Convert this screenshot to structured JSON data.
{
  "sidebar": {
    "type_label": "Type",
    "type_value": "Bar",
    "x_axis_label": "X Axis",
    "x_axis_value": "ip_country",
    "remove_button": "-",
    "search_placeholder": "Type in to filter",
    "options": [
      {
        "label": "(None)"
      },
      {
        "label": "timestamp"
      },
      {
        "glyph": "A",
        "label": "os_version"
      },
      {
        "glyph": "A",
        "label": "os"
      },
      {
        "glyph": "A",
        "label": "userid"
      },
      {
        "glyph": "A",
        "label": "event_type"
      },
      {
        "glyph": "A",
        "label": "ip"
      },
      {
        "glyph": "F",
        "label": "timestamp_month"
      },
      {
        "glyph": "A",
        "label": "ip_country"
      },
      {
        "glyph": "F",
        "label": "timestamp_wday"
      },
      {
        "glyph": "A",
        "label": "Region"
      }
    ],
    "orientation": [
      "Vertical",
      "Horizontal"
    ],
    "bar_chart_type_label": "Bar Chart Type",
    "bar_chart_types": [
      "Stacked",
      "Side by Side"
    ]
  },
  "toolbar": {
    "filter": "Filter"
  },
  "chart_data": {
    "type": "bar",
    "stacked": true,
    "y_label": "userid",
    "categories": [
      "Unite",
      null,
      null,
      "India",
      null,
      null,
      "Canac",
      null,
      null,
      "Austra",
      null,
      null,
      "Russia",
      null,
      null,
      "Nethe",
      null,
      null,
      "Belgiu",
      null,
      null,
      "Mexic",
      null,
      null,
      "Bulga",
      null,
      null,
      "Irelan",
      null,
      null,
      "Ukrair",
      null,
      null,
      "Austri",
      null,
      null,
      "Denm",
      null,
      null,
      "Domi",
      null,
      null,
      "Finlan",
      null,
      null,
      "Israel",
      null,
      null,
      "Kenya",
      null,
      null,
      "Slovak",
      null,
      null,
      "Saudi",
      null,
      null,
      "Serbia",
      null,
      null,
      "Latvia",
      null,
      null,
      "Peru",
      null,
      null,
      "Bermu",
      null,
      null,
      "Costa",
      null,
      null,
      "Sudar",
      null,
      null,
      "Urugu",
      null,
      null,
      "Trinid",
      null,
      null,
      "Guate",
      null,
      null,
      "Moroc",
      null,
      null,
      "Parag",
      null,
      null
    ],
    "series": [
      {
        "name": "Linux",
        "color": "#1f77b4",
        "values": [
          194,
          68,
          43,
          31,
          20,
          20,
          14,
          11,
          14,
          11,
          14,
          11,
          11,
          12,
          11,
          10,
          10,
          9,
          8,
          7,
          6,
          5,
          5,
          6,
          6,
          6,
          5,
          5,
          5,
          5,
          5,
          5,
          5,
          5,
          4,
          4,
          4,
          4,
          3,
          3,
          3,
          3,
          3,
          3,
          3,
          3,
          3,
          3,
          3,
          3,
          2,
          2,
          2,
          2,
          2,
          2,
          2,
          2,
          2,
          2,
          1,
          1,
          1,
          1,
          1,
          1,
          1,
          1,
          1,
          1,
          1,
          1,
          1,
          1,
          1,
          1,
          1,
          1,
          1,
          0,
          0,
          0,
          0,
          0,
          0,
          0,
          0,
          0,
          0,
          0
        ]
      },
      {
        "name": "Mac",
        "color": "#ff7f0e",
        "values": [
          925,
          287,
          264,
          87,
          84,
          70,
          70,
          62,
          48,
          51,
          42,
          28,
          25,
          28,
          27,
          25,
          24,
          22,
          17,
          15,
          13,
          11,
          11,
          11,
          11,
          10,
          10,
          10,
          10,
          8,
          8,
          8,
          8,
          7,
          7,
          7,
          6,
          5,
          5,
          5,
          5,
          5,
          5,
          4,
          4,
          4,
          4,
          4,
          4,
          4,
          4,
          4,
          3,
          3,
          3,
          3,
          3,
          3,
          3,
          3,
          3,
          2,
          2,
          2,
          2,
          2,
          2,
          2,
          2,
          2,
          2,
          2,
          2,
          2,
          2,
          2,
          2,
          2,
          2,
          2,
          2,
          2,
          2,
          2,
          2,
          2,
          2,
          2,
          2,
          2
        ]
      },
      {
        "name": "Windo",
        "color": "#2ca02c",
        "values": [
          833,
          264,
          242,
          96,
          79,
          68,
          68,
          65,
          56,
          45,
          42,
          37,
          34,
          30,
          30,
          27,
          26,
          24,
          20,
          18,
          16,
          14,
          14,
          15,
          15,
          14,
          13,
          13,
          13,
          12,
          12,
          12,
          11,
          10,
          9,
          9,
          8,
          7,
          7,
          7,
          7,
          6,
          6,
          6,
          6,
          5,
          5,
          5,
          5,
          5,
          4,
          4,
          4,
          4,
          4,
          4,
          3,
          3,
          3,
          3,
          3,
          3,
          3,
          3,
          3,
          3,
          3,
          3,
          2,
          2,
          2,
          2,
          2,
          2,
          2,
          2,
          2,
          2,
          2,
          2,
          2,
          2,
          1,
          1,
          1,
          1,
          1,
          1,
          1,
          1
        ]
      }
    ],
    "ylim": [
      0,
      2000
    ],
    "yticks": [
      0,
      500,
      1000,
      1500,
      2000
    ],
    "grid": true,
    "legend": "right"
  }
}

========

Select every line of the material above holding the word "filter" and copy it.

    "search_placeholder": "Type in to filter",
    "filter": "Filter"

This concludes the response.